Records from a data collection →
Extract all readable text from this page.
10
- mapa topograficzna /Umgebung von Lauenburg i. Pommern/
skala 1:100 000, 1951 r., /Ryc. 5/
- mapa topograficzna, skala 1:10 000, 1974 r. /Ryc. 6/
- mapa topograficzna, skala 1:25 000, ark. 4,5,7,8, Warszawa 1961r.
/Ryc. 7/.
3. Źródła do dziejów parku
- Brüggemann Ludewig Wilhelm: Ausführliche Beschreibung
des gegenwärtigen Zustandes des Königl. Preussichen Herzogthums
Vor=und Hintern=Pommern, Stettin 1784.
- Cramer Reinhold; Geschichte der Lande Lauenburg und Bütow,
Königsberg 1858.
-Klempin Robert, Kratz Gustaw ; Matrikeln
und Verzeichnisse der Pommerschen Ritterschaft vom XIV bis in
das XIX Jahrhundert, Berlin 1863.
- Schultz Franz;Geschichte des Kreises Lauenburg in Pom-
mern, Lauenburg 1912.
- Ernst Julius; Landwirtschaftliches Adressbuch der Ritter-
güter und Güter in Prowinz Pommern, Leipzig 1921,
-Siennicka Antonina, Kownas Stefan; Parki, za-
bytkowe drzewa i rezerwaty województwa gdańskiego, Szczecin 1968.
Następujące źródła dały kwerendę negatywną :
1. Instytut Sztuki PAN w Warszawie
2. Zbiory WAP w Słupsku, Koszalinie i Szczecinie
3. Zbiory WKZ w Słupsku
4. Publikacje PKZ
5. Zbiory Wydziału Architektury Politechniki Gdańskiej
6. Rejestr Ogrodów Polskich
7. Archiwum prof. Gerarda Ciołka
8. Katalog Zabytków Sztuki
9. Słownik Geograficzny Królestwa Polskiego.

Short exercise →
How many lines of the entries above hold the string "Lauenburg"? Reply with the number alone.

The reply →
4